**Data items**
>> Start
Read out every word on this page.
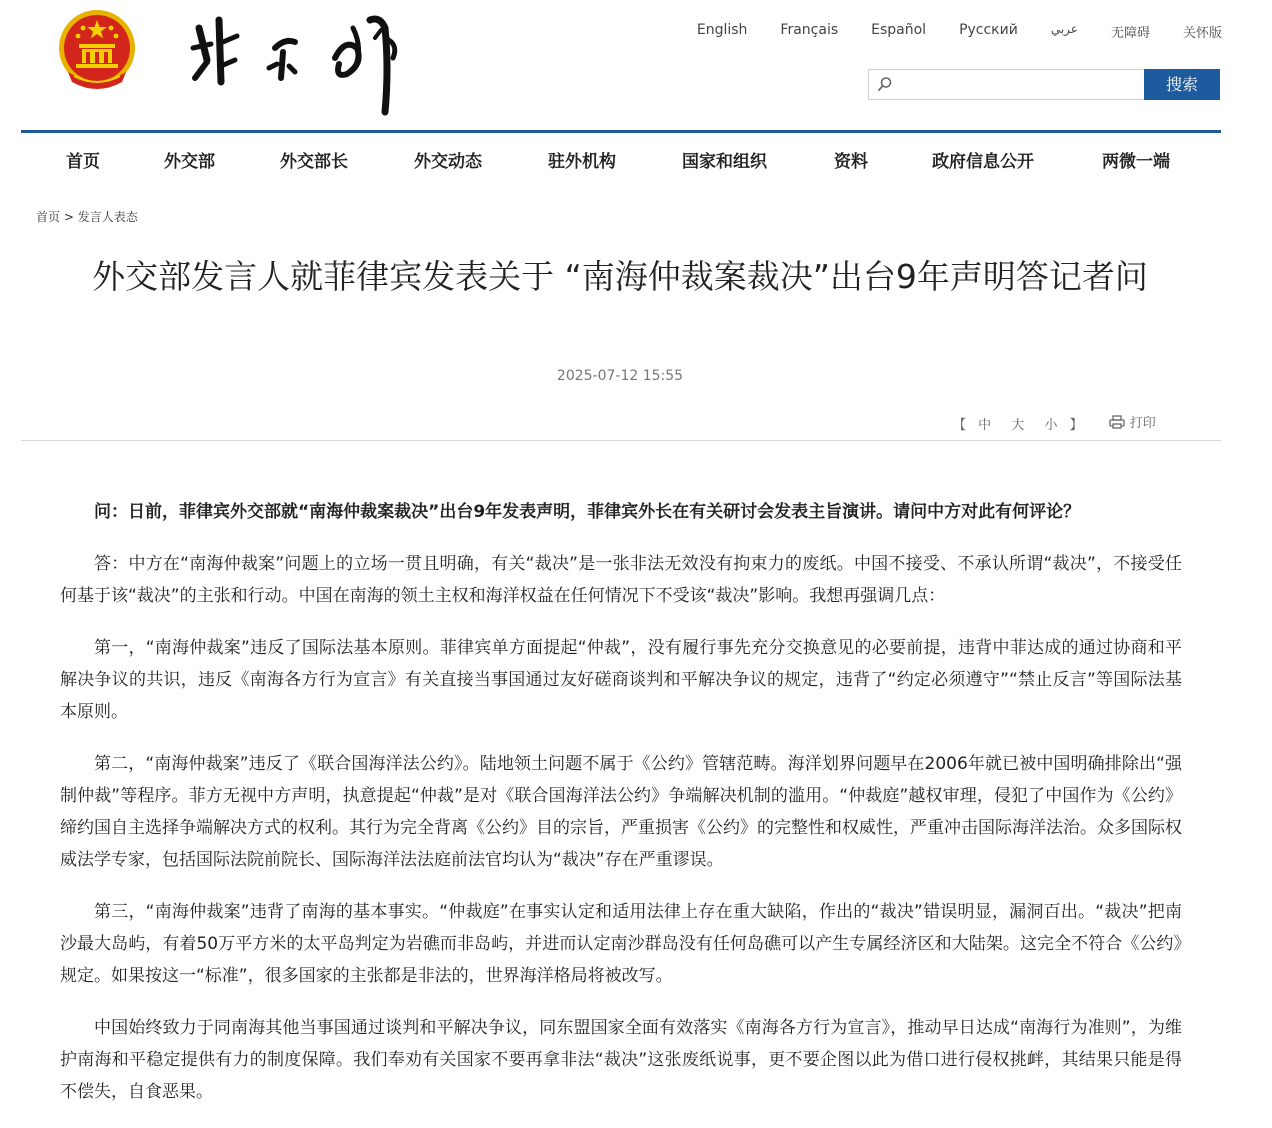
English Français Español Русский	عربي	无障碍	关怀版
搜索
首页	外交部	外交部长	外交动态	驻外机构	国家和组织	资料	政府信息公开	两微一端
首页 > 发言人表态
外交部发言人就菲律宾发表关于 “南海仲裁案裁决”出台9年声明答记者问
2025-07-12 15:55
【 中 大 小 】	打印

问：日前，菲律宾外交部就“南海仲裁案裁决”出台9年发表声明，菲律宾外长在有关研讨会发表主旨演讲。请问中方对此有何评论？

答：中方在“南海仲裁案”问题上的立场一贯且明确，有关“裁决”是一张非法无效没有拘束力的废纸。中国不接受、不承认所谓“裁决”，不接受任何基于该“裁决”的主张和行动。中国在南海的领土主权和海洋权益在任何情况下不受该“裁决”影响。我想再强调几点：

第一，“南海仲裁案”违反了国际法基本原则。菲律宾单方面提起“仲裁”，没有履行事先充分交换意见的必要前提，违背中菲达成的通过协商和平解决争议的共识，违反《南海各方行为宣言》有关直接当事国通过友好磋商谈判和平解决争议的规定，违背了“约定必须遵守”“禁止反言”等国际法基本原则。

第二，“南海仲裁案”违反了《联合国海洋法公约》。陆地领土问题不属于《公约》管辖范畴。海洋划界问题早在2006年就已被中国明确排除出“强制仲裁”等程序。菲方无视中方声明，执意提起“仲裁”是对《联合国海洋法公约》争端解决机制的滥用。“仲裁庭”越权审理，侵犯了中国作为《公约》缔约国自主选择争端解决方式的权利。其行为完全背离《公约》目的宗旨，严重损害《公约》的完整性和权威性，严重冲击国际海洋法治。众多国际权威法学专家，包括国际法院前院长、国际海洋法法庭前法官均认为“裁决”存在严重谬误。

第三，“南海仲裁案”违背了南海的基本事实。“仲裁庭”在事实认定和适用法律上存在重大缺陷，作出的“裁决”错误明显，漏洞百出。“裁决”把南沙最大岛屿，有着50万平方米的太平岛判定为岩礁而非岛屿，并进而认定南沙群岛没有任何岛礁可以产生专属经济区和大陆架。这完全不符合《公约》规定。如果按这一“标准”，很多国家的主张都是非法的，世界海洋格局将被改写。

中国始终致力于同南海其他当事国通过谈判和平解决争议，同东盟国家全面有效落实《南海各方行为宣言》，推动早日达成“南海行为准则”，为维护南海和平稳定提供有力的制度保障。我们奉劝有关国家不要再拿非法“裁决”这张废纸说事，更不要企图以此为借口进行侵权挑衅，其结果只能是得不偿失，自食恶果。
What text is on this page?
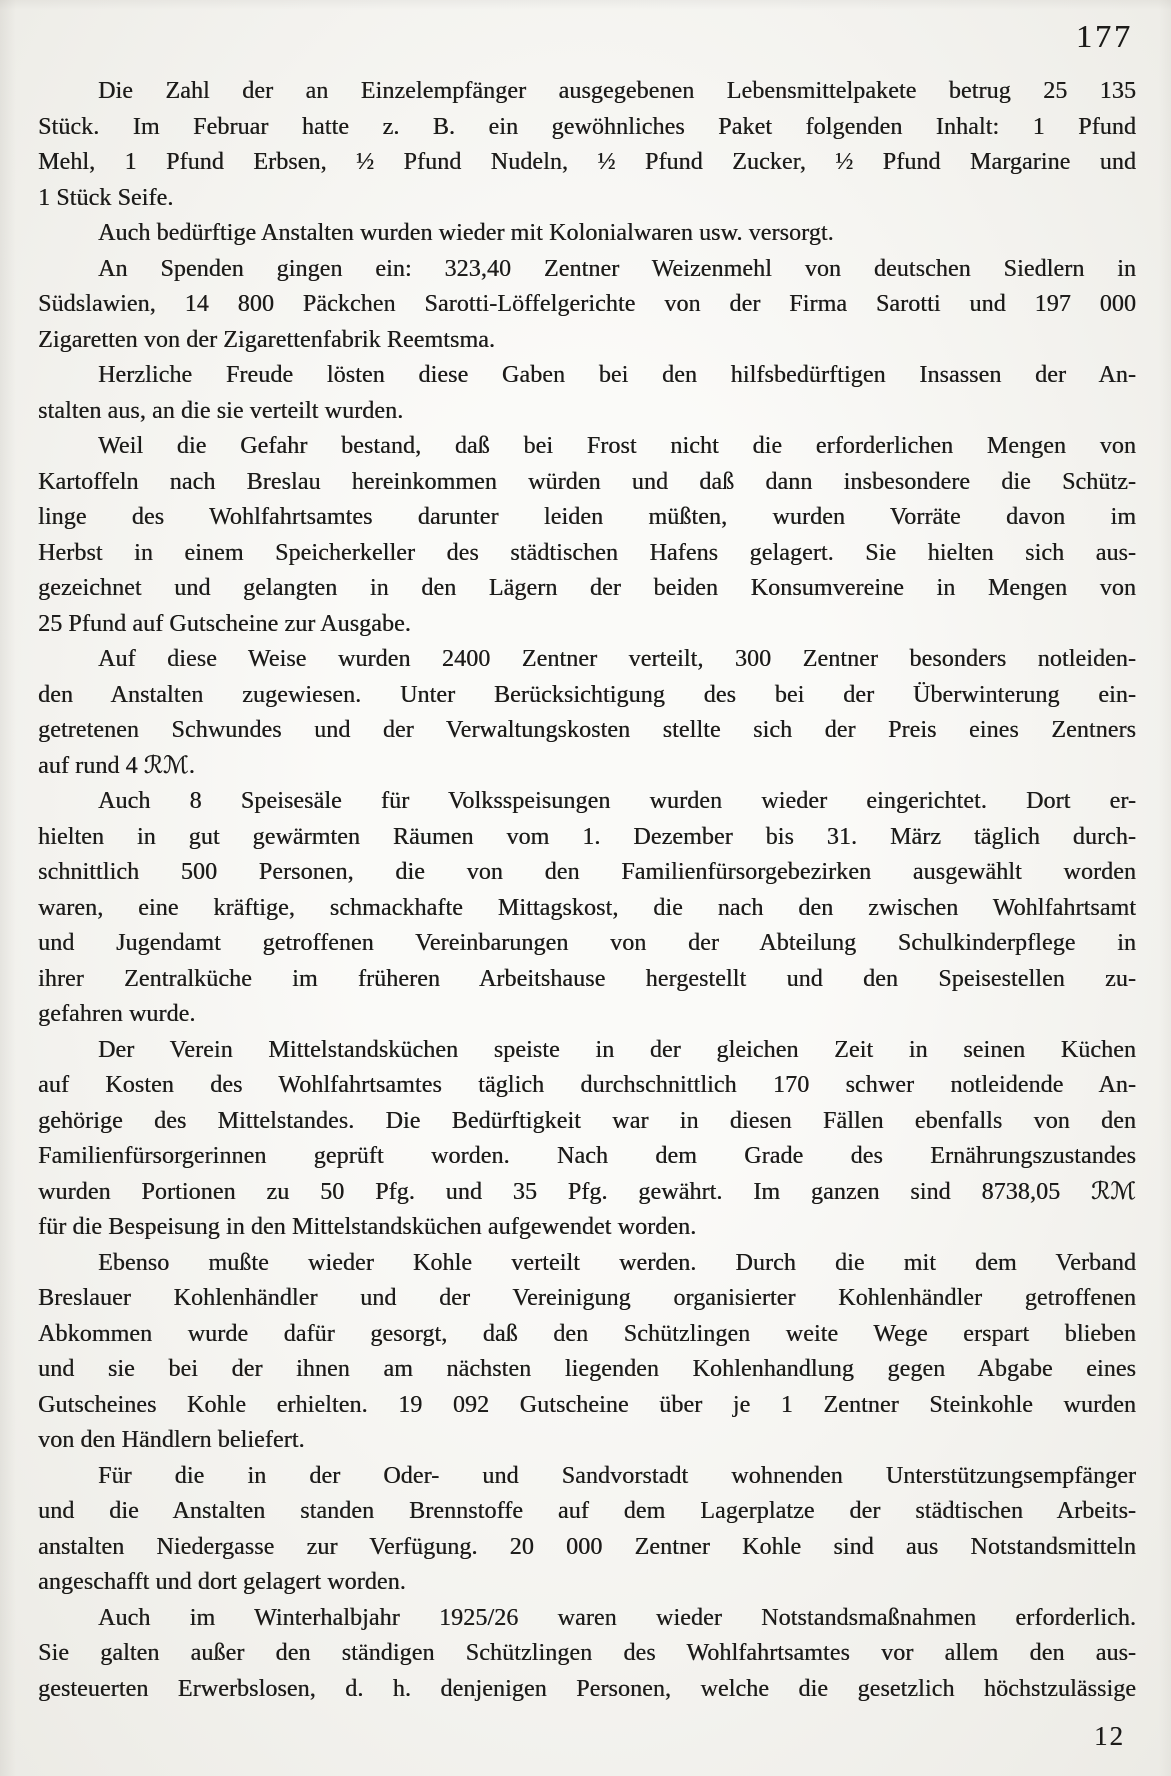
177
Die Zahl der an Einzelempfänger ausgegebenen Lebensmittelpakete betrug 25 135
Stück. Im Februar hatte z. B. ein gewöhnliches Paket folgenden Inhalt: 1 Pfund
Mehl, 1 Pfund Erbsen, ½ Pfund Nudeln, ½ Pfund Zucker, ½ Pfund Margarine und
1 Stück Seife.
Auch bedürftige Anstalten wurden wieder mit Kolonialwaren usw. versorgt.
An Spenden gingen ein: 323,40 Zentner Weizenmehl von deutschen Siedlern in
Südslawien, 14 800 Päckchen Sarotti-Löffelgerichte von der Firma Sarotti und 197 000
Zigaretten von der Zigarettenfabrik Reemtsma.
Herzliche Freude lösten diese Gaben bei den hilfsbedürftigen Insassen der An-
stalten aus, an die sie verteilt wurden.
Weil die Gefahr bestand, daß bei Frost nicht die erforderlichen Mengen von
Kartoffeln nach Breslau hereinkommen würden und daß dann insbesondere die Schütz-
linge des Wohlfahrtsamtes darunter leiden müßten, wurden Vorräte davon im
Herbst in einem Speicherkeller des städtischen Hafens gelagert. Sie hielten sich aus-
gezeichnet und gelangten in den Lägern der beiden Konsumvereine in Mengen von
25 Pfund auf Gutscheine zur Ausgabe.
Auf diese Weise wurden 2400 Zentner verteilt, 300 Zentner besonders notleiden-
den Anstalten zugewiesen. Unter Berücksichtigung des bei der Überwinterung ein-
getretenen Schwundes und der Verwaltungskosten stellte sich der Preis eines Zentners
auf rund 4 ℛℳ.
Auch 8 Speisesäle für Volksspeisungen wurden wieder eingerichtet. Dort er-
hielten in gut gewärmten Räumen vom 1. Dezember bis 31. März täglich durch-
schnittlich 500 Personen, die von den Familienfürsorgebezirken ausgewählt worden
waren, eine kräftige, schmackhafte Mittagskost, die nach den zwischen Wohlfahrtsamt
und Jugendamt getroffenen Vereinbarungen von der Abteilung Schulkinderpflege in
ihrer Zentralküche im früheren Arbeitshause hergestellt und den Speisestellen zu-
gefahren wurde.
Der Verein Mittelstandsküchen speiste in der gleichen Zeit in seinen Küchen
auf Kosten des Wohlfahrtsamtes täglich durchschnittlich 170 schwer notleidende An-
gehörige des Mittelstandes. Die Bedürftigkeit war in diesen Fällen ebenfalls von den
Familienfürsorgerinnen geprüft worden. Nach dem Grade des Ernährungszustandes
wurden Portionen zu 50 Pfg. und 35 Pfg. gewährt. Im ganzen sind 8738,05 ℛℳ
für die Bespeisung in den Mittelstandsküchen aufgewendet worden.
Ebenso mußte wieder Kohle verteilt werden. Durch die mit dem Verband
Breslauer Kohlenhändler und der Vereinigung organisierter Kohlenhändler getroffenen
Abkommen wurde dafür gesorgt, daß den Schützlingen weite Wege erspart blieben
und sie bei der ihnen am nächsten liegenden Kohlenhandlung gegen Abgabe eines
Gutscheines Kohle erhielten. 19 092 Gutscheine über je 1 Zentner Steinkohle wurden
von den Händlern beliefert.
Für die in der Oder- und Sandvorstadt wohnenden Unterstützungsempfänger
und die Anstalten standen Brennstoffe auf dem Lagerplatze der städtischen Arbeits-
anstalten Niedergasse zur Verfügung. 20 000 Zentner Kohle sind aus Notstandsmitteln
angeschafft und dort gelagert worden.
Auch im Winterhalbjahr 1925/26 waren wieder Notstandsmaßnahmen erforderlich.
Sie galten außer den ständigen Schützlingen des Wohlfahrtsamtes vor allem den aus-
gesteuerten Erwerbslosen, d. h. denjenigen Personen, welche die gesetzlich höchstzulässige
12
>> End
**Directions for this task**
Print all entries exactly. The images do not belong in the copy.

**Solution to the problem**
Read out every word on this page.
English Français Español Русский	عربي	无障碍	关怀版
搜索
首页	外交部	外交部长	外交动态	驻外机构	国家和组织	资料	政府信息公开	两微一端
首页 > 发言人表态
外交部发言人就菲律宾发表关于 “南海仲裁案裁决”出台9年声明答记者问
2025-07-12 15:55
【 中 大 小 】	打印

问：日前，菲律宾外交部就“南海仲裁案裁决”出台9年发表声明，菲律宾外长在有关研讨会发表主旨演讲。请问中方对此有何评论？

答：中方在“南海仲裁案”问题上的立场一贯且明确，有关“裁决”是一张非法无效没有拘束力的废纸。中国不接受、不承认所谓“裁决”，不接受任何基于该“裁决”的主张和行动。中国在南海的领土主权和海洋权益在任何情况下不受该“裁决”影响。我想再强调几点：

第一，“南海仲裁案”违反了国际法基本原则。菲律宾单方面提起“仲裁”，没有履行事先充分交换意见的必要前提，违背中菲达成的通过协商和平解决争议的共识，违反《南海各方行为宣言》有关直接当事国通过友好磋商谈判和平解决争议的规定，违背了“约定必须遵守”“禁止反言”等国际法基本原则。

第二，“南海仲裁案”违反了《联合国海洋法公约》。陆地领土问题不属于《公约》管辖范畴。海洋划界问题早在2006年就已被中国明确排除出“强制仲裁”等程序。菲方无视中方声明，执意提起“仲裁”是对《联合国海洋法公约》争端解决机制的滥用。“仲裁庭”越权审理，侵犯了中国作为《公约》缔约国自主选择争端解决方式的权利。其行为完全背离《公约》目的宗旨，严重损害《公约》的完整性和权威性，严重冲击国际海洋法治。众多国际权威法学专家，包括国际法院前院长、国际海洋法法庭前法官均认为“裁决”存在严重谬误。

第三，“南海仲裁案”违背了南海的基本事实。“仲裁庭”在事实认定和适用法律上存在重大缺陷，作出的“裁决”错误明显，漏洞百出。“裁决”把南沙最大岛屿，有着50万平方米的太平岛判定为岩礁而非岛屿，并进而认定南沙群岛没有任何岛礁可以产生专属经济区和大陆架。这完全不符合《公约》规定。如果按这一“标准”，很多国家的主张都是非法的，世界海洋格局将被改写。

中国始终致力于同南海其他当事国通过谈判和平解决争议，同东盟国家全面有效落实《南海各方行为宣言》，推动早日达成“南海行为准则”，为维护南海和平稳定提供有力的制度保障。我们奉劝有关国家不要再拿非法“裁决”这张废纸说事，更不要企图以此为借口进行侵权挑衅，其结果只能是得不偿失，自食恶果。
What text is on this page?
177
Die Zahl der an Einzelempfänger ausgegebenen Lebensmittelpakete betrug 25 135
Stück. Im Februar hatte z. B. ein gewöhnliches Paket folgenden Inhalt: 1 Pfund
Mehl, 1 Pfund Erbsen, ½ Pfund Nudeln, ½ Pfund Zucker, ½ Pfund Margarine und
1 Stück Seife.
Auch bedürftige Anstalten wurden wieder mit Kolonialwaren usw. versorgt.
An Spenden gingen ein: 323,40 Zentner Weizenmehl von deutschen Siedlern in
Südslawien, 14 800 Päckchen Sarotti-Löffelgerichte von der Firma Sarotti und 197 000
Zigaretten von der Zigarettenfabrik Reemtsma.
Herzliche Freude lösten diese Gaben bei den hilfsbedürftigen Insassen der An-
stalten aus, an die sie verteilt wurden.
Weil die Gefahr bestand, daß bei Frost nicht die erforderlichen Mengen von
Kartoffeln nach Breslau hereinkommen würden und daß dann insbesondere die Schütz-
linge des Wohlfahrtsamtes darunter leiden müßten, wurden Vorräte davon im
Herbst in einem Speicherkeller des städtischen Hafens gelagert. Sie hielten sich aus-
gezeichnet und gelangten in den Lägern der beiden Konsumvereine in Mengen von
25 Pfund auf Gutscheine zur Ausgabe.
Auf diese Weise wurden 2400 Zentner verteilt, 300 Zentner besonders notleiden-
den Anstalten zugewiesen. Unter Berücksichtigung des bei der Überwinterung ein-
getretenen Schwundes und der Verwaltungskosten stellte sich der Preis eines Zentners
auf rund 4 ℛℳ.
Auch 8 Speisesäle für Volksspeisungen wurden wieder eingerichtet. Dort er-
hielten in gut gewärmten Räumen vom 1. Dezember bis 31. März täglich durch-
schnittlich 500 Personen, die von den Familienfürsorgebezirken ausgewählt worden
waren, eine kräftige, schmackhafte Mittagskost, die nach den zwischen Wohlfahrtsamt
und Jugendamt getroffenen Vereinbarungen von der Abteilung Schulkinderpflege in
ihrer Zentralküche im früheren Arbeitshause hergestellt und den Speisestellen zu-
gefahren wurde.
Der Verein Mittelstandsküchen speiste in der gleichen Zeit in seinen Küchen
auf Kosten des Wohlfahrtsamtes täglich durchschnittlich 170 schwer notleidende An-
gehörige des Mittelstandes. Die Bedürftigkeit war in diesen Fällen ebenfalls von den
Familienfürsorgerinnen geprüft worden. Nach dem Grade des Ernährungszustandes
wurden Portionen zu 50 Pfg. und 35 Pfg. gewährt. Im ganzen sind 8738,05 ℛℳ
für die Bespeisung in den Mittelstandsküchen aufgewendet worden.
Ebenso mußte wieder Kohle verteilt werden. Durch die mit dem Verband
Breslauer Kohlenhändler und der Vereinigung organisierter Kohlenhändler getroffenen
Abkommen wurde dafür gesorgt, daß den Schützlingen weite Wege erspart blieben
und sie bei der ihnen am nächsten liegenden Kohlenhandlung gegen Abgabe eines
Gutscheines Kohle erhielten. 19 092 Gutscheine über je 1 Zentner Steinkohle wurden
von den Händlern beliefert.
Für die in der Oder- und Sandvorstadt wohnenden Unterstützungsempfänger
und die Anstalten standen Brennstoffe auf dem Lagerplatze der städtischen Arbeits-
anstalten Niedergasse zur Verfügung. 20 000 Zentner Kohle sind aus Notstandsmitteln
angeschafft und dort gelagert worden.
Auch im Winterhalbjahr 1925/26 waren wieder Notstandsmaßnahmen erforderlich.
Sie galten außer den ständigen Schützlingen des Wohlfahrtsamtes vor allem den aus-
gesteuerten Erwerbslosen, d. h. denjenigen Personen, welche die gesetzlich höchstzulässige
12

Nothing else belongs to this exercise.